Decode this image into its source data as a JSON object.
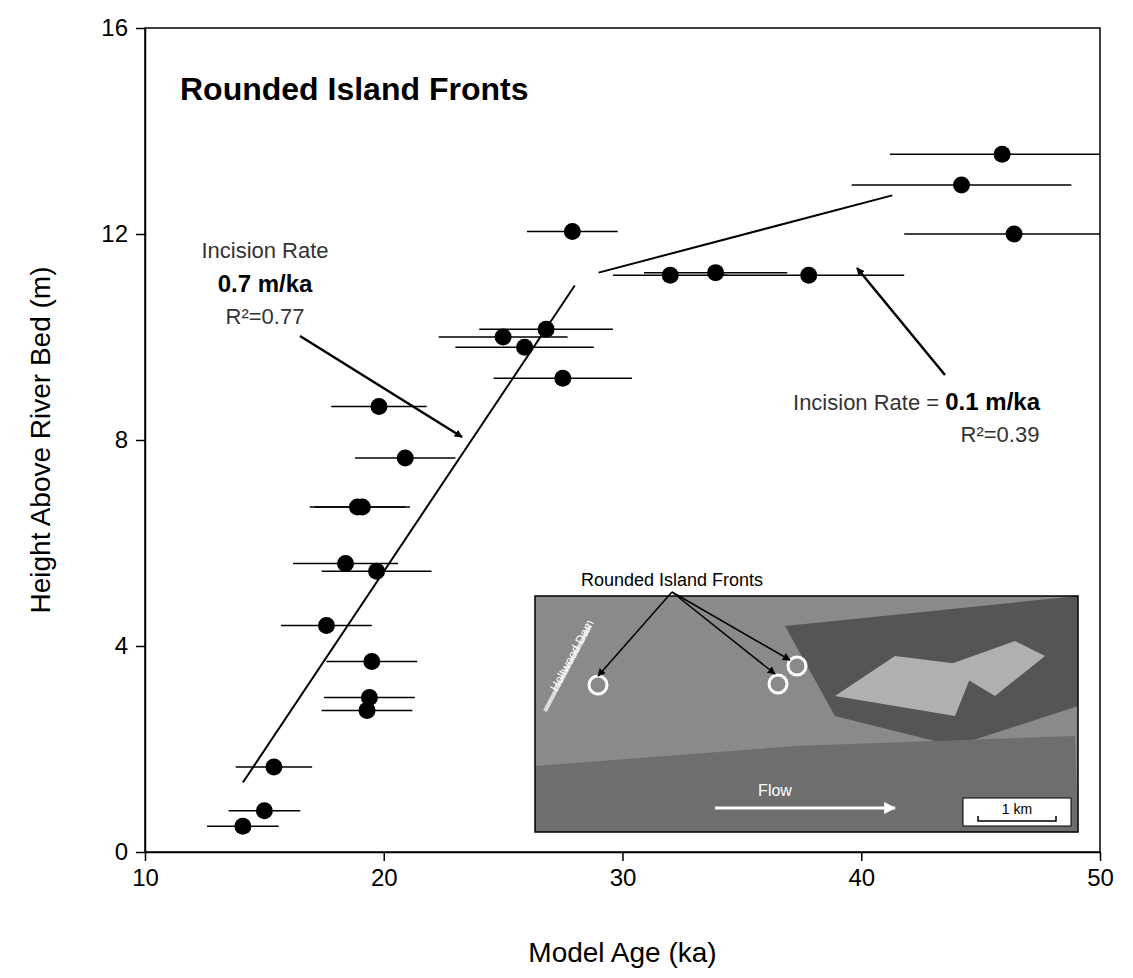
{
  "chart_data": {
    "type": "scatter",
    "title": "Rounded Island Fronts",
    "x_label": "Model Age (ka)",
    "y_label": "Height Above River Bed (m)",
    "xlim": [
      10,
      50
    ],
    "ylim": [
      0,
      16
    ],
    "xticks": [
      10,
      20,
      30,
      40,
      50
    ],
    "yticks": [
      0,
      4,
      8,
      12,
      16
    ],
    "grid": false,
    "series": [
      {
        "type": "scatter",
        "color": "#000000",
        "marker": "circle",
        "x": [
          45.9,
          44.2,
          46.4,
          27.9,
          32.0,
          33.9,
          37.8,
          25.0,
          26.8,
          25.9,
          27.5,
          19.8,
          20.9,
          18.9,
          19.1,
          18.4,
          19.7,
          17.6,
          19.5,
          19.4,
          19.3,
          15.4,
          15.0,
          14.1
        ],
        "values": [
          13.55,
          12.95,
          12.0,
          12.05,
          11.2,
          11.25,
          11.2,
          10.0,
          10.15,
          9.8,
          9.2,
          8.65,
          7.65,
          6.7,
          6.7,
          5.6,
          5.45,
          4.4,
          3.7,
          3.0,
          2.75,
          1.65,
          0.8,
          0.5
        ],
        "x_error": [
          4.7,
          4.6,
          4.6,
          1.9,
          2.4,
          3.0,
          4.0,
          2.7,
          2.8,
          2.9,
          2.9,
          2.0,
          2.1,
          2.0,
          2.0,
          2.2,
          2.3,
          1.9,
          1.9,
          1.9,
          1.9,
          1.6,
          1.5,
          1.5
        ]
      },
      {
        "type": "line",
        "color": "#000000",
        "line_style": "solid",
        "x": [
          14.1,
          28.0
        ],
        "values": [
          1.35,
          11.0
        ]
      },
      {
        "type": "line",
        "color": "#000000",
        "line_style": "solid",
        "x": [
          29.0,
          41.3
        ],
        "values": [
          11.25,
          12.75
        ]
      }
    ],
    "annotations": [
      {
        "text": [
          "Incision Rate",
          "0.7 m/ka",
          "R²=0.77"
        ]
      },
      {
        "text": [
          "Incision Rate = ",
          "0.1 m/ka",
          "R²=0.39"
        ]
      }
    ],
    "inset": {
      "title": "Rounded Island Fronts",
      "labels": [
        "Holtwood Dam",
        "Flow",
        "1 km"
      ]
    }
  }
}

━━━━

Exercise directions
Set down the records in full and exactly. Do not carry over any image.

Answer for this exercise
Decode this image into its source data as a JSON object.
{
  "chart_data": {
    "type": "scatter",
    "title": "Rounded Island Fronts",
    "x_label": "Model Age (ka)",
    "y_label": "Height Above River Bed (m)",
    "xlim": [
      10,
      50
    ],
    "ylim": [
      0,
      16
    ],
    "xticks": [
      10,
      20,
      30,
      40,
      50
    ],
    "yticks": [
      0,
      4,
      8,
      12,
      16
    ],
    "grid": false,
    "series": [
      {
        "type": "scatter",
        "color": "#000000",
        "marker": "circle",
        "x": [
          45.9,
          44.2,
          46.4,
          27.9,
          32.0,
          33.9,
          37.8,
          25.0,
          26.8,
          25.9,
          27.5,
          19.8,
          20.9,
          18.9,
          19.1,
          18.4,
          19.7,
          17.6,
          19.5,
          19.4,
          19.3,
          15.4,
          15.0,
          14.1
        ],
        "values": [
          13.55,
          12.95,
          12.0,
          12.05,
          11.2,
          11.25,
          11.2,
          10.0,
          10.15,
          9.8,
          9.2,
          8.65,
          7.65,
          6.7,
          6.7,
          5.6,
          5.45,
          4.4,
          3.7,
          3.0,
          2.75,
          1.65,
          0.8,
          0.5
        ],
        "x_error": [
          4.7,
          4.6,
          4.6,
          1.9,
          2.4,
          3.0,
          4.0,
          2.7,
          2.8,
          2.9,
          2.9,
          2.0,
          2.1,
          2.0,
          2.0,
          2.2,
          2.3,
          1.9,
          1.9,
          1.9,
          1.9,
          1.6,
          1.5,
          1.5
        ]
      },
      {
        "type": "line",
        "color": "#000000",
        "line_style": "solid",
        "x": [
          14.1,
          28.0
        ],
        "values": [
          1.35,
          11.0
        ]
      },
      {
        "type": "line",
        "color": "#000000",
        "line_style": "solid",
        "x": [
          29.0,
          41.3
        ],
        "values": [
          11.25,
          12.75
        ]
      }
    ],
    "annotations": [
      {
        "text": [
          "Incision Rate",
          "0.7 m/ka",
          "R²=0.77"
        ]
      },
      {
        "text": [
          "Incision Rate = ",
          "0.1 m/ka",
          "R²=0.39"
        ]
      }
    ],
    "inset": {
      "title": "Rounded Island Fronts",
      "labels": [
        "Holtwood Dam",
        "Flow",
        "1 km"
      ]
    }
  }
}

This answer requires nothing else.